■ Set task: Check every line for the word "JSON" and give the number of lines where it occurs, nothing else.

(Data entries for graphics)
------
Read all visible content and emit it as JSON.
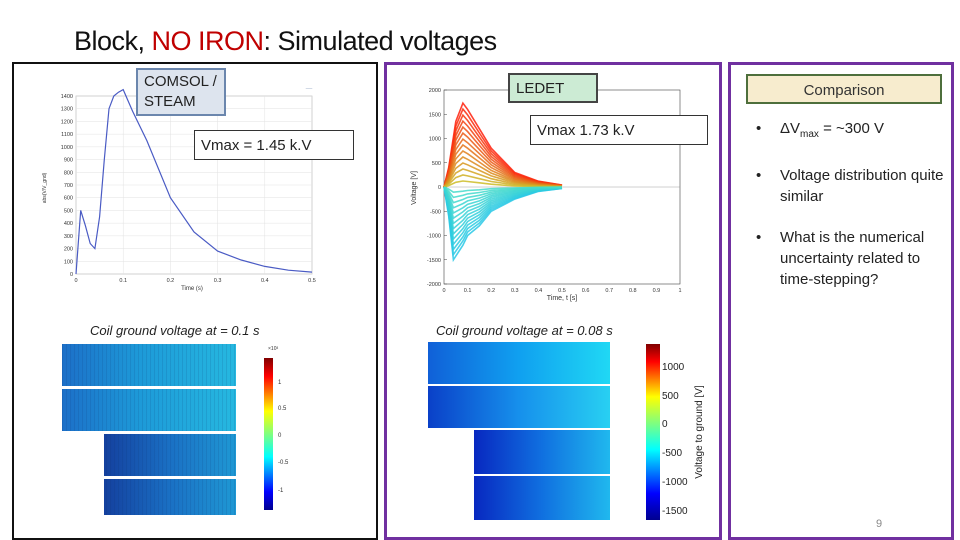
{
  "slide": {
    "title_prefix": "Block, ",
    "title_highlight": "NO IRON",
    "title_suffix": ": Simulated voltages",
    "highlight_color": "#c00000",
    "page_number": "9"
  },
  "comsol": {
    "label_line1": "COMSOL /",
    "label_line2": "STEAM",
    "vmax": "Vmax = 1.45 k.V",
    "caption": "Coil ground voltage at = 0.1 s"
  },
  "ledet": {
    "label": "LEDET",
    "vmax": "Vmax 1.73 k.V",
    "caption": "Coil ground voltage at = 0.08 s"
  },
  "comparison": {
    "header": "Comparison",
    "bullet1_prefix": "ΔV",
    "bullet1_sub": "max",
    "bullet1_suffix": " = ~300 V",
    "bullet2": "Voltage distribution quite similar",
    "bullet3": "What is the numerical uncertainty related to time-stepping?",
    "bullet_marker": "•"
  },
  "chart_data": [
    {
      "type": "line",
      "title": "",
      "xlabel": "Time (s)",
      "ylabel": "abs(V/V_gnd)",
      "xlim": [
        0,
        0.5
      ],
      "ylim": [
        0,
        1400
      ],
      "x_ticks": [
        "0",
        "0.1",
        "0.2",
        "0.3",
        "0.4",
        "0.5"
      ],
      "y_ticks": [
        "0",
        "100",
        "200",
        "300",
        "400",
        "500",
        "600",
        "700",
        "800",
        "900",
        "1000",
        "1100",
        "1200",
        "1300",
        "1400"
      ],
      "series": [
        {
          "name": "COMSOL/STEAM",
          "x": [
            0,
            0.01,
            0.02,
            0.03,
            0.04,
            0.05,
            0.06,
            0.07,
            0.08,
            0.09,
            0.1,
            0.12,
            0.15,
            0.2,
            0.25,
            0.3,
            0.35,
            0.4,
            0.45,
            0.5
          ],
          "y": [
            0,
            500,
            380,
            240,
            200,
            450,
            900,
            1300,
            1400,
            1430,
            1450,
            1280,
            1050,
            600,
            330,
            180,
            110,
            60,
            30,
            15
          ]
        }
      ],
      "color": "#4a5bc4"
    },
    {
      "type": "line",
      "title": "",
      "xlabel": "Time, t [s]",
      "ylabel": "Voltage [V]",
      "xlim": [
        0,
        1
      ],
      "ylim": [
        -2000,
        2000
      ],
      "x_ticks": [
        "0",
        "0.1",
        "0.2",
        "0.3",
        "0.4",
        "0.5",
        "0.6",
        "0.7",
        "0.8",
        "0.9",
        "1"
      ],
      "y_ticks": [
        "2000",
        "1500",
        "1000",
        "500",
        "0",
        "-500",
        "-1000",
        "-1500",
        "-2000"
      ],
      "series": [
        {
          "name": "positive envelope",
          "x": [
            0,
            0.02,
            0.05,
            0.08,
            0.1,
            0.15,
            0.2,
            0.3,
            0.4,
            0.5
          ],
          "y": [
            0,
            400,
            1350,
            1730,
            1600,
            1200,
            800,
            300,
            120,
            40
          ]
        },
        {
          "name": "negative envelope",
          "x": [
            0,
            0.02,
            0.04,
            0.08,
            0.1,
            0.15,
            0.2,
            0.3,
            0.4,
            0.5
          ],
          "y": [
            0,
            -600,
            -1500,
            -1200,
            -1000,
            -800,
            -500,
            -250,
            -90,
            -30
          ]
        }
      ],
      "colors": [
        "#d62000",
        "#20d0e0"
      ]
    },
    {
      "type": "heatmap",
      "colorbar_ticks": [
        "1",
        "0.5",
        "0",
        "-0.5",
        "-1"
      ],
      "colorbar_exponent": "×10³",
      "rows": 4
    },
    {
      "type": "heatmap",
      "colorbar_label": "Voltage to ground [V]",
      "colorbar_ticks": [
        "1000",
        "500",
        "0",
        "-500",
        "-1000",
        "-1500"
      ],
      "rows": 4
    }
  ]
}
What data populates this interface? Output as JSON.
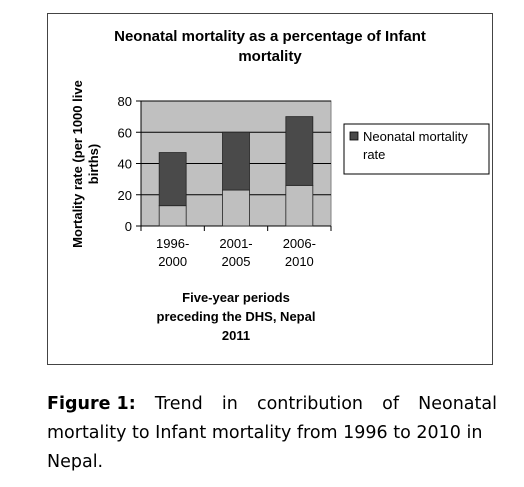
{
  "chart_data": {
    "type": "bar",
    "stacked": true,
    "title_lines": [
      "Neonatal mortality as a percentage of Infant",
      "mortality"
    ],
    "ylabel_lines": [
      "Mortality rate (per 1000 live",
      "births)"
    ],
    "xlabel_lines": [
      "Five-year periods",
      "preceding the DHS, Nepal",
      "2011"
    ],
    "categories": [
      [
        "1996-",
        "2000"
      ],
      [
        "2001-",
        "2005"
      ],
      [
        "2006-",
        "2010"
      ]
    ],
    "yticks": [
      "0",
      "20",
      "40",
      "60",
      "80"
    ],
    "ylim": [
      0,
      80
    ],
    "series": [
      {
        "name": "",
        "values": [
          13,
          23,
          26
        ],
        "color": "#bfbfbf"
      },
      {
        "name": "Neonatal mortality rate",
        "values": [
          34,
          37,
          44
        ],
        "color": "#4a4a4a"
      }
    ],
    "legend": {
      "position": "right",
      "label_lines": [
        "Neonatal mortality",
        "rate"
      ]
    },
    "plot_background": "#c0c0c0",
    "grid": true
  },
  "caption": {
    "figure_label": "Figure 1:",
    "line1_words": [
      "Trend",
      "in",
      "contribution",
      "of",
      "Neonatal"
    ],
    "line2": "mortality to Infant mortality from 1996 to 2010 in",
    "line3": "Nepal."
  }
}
------
■ Response to this task: 2